Testo di lettura:
********

Un tempo gli aristocratici e gli intellettuali russi coltivavano il sogno di un viaggio in Italia, patria dell’arte e della civiltà classica.
“Ogni artista russo ha il diritto…di vedere la sua seconda patria, l’Europa e l’Italia in particolar modo” scriveva A. Blok, raffinato poeta di inizio secolo, alla madre, nel 1909. Non a caso Lev Tolstoj ambienta in una piccola città italiana il periodo più felice della passione fra Anna Karenina e il conte Vronskij. Lo stesso libro che Blok sfoglia nei primi mesi del 1909, alla vigilia della partenza.
Aleksandr Blok, nato a San Pietroburgo nel 1880, già a ventinove anni è l’anima del simbolismo russo. Un movimento di cui reclama l’assoluta originalità rispetto a quello francese: “Una corrente letteraria che per una coincidenza del caso porta lo stesso nome…di una certa corrente letteraria francese, ma che è organicamente legata alla religione, alla filosofia, e ai problemi sociali…” dichiarò.
Lo accompagna la moglie Ljuba, figlia di Mendeleev, il famoso scienziato che aveva stabilito la ‘classificazione periodica’ degli elementi, attrice nella compagnia di Mejerchol’d, genio della scena, fucilato a Mosca il 2 febbraio 1940.
Sono entrambi molto belli. Nina Berberova, che li conobbe prima dell’emigrazione in Occidente, descrive Ljuba: “Alta, bellissima, con lunghi capelli dorati, gli occhi grigi, le sopracciglia nere e la carnagione bianca e rosea”. Aleksandr, a sua volta, è un uomo alto e sottile dal viso pensoso e impenetrabile, capelli ricci e fini, occhi chiari, un portamento aristocratico, che alcuni giudicano troppo altezzoso.

********

Dati forniti:
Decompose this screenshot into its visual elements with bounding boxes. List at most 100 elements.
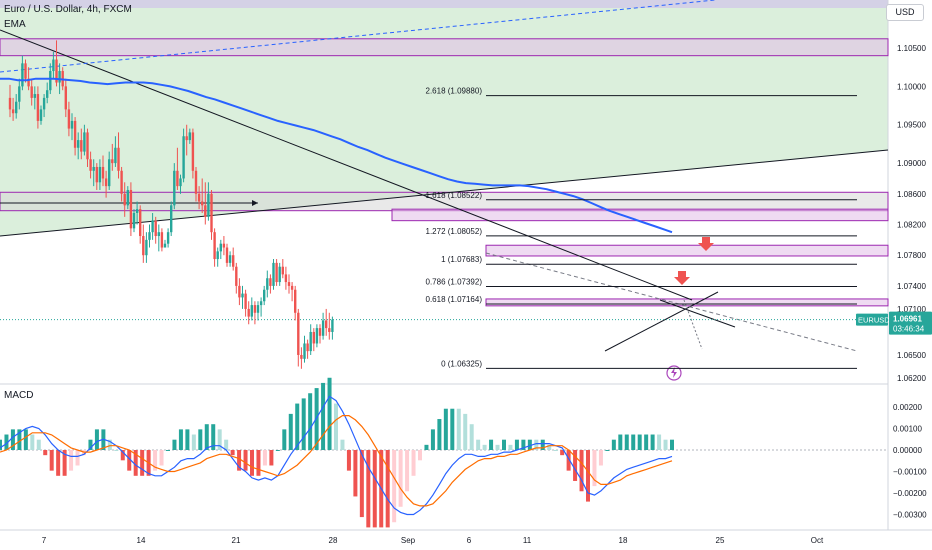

********

Il tuo compito: Secondo il testo di lettura, in quale città e in quale anno nacque Aleksandr Blok? I dati sono materiale a sé, distinto dal testo di lettura.

Risultato corretto: A San Pietroburgo, nel 1880.